--- Raw data ---

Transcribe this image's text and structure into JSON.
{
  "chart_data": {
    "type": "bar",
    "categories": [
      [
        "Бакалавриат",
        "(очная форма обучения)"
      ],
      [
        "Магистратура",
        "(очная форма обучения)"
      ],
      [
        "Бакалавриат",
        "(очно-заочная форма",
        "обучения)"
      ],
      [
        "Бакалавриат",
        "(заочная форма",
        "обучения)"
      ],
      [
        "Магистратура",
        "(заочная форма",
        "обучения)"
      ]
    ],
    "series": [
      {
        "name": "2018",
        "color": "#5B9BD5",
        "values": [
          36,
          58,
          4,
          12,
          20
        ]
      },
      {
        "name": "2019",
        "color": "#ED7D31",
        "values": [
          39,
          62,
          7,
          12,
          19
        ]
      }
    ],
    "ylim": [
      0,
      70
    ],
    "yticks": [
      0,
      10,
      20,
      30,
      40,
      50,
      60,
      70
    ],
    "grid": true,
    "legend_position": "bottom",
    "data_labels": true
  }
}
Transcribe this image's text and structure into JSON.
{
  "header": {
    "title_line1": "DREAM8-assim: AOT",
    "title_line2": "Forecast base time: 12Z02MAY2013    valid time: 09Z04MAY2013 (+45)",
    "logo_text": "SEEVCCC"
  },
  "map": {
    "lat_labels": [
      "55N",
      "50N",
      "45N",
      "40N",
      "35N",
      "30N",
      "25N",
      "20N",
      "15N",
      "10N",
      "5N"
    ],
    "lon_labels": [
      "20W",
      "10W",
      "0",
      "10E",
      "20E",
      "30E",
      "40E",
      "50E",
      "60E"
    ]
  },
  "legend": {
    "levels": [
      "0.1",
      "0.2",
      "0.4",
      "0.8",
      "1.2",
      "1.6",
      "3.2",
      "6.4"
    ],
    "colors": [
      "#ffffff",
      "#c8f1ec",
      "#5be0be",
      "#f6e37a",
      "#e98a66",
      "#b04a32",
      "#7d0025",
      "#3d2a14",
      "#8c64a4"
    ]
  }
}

---

Exercise:
Give the records above again, word for word.

Exercise solution:
Transcribe this image's text and structure into JSON.
{
  "chart_data": {
    "type": "bar",
    "categories": [
      [
        "Бакалавриат",
        "(очная форма обучения)"
      ],
      [
        "Магистратура",
        "(очная форма обучения)"
      ],
      [
        "Бакалавриат",
        "(очно-заочная форма",
        "обучения)"
      ],
      [
        "Бакалавриат",
        "(заочная форма",
        "обучения)"
      ],
      [
        "Магистратура",
        "(заочная форма",
        "обучения)"
      ]
    ],
    "series": [
      {
        "name": "2018",
        "color": "#5B9BD5",
        "values": [
          36,
          58,
          4,
          12,
          20
        ]
      },
      {
        "name": "2019",
        "color": "#ED7D31",
        "values": [
          39,
          62,
          7,
          12,
          19
        ]
      }
    ],
    "ylim": [
      0,
      70
    ],
    "yticks": [
      0,
      10,
      20,
      30,
      40,
      50,
      60,
      70
    ],
    "grid": true,
    "legend_position": "bottom",
    "data_labels": true
  }
}
Transcribe this image's text and structure into JSON.
{
  "header": {
    "title_line1": "DREAM8-assim: AOT",
    "title_line2": "Forecast base time: 12Z02MAY2013    valid time: 09Z04MAY2013 (+45)",
    "logo_text": "SEEVCCC"
  },
  "map": {
    "lat_labels": [
      "55N",
      "50N",
      "45N",
      "40N",
      "35N",
      "30N",
      "25N",
      "20N",
      "15N",
      "10N",
      "5N"
    ],
    "lon_labels": [
      "20W",
      "10W",
      "0",
      "10E",
      "20E",
      "30E",
      "40E",
      "50E",
      "60E"
    ]
  },
  "legend": {
    "levels": [
      "0.1",
      "0.2",
      "0.4",
      "0.8",
      "1.2",
      "1.6",
      "3.2",
      "6.4"
    ],
    "colors": [
      "#ffffff",
      "#c8f1ec",
      "#5be0be",
      "#f6e37a",
      "#e98a66",
      "#b04a32",
      "#7d0025",
      "#3d2a14",
      "#8c64a4"
    ]
  }
}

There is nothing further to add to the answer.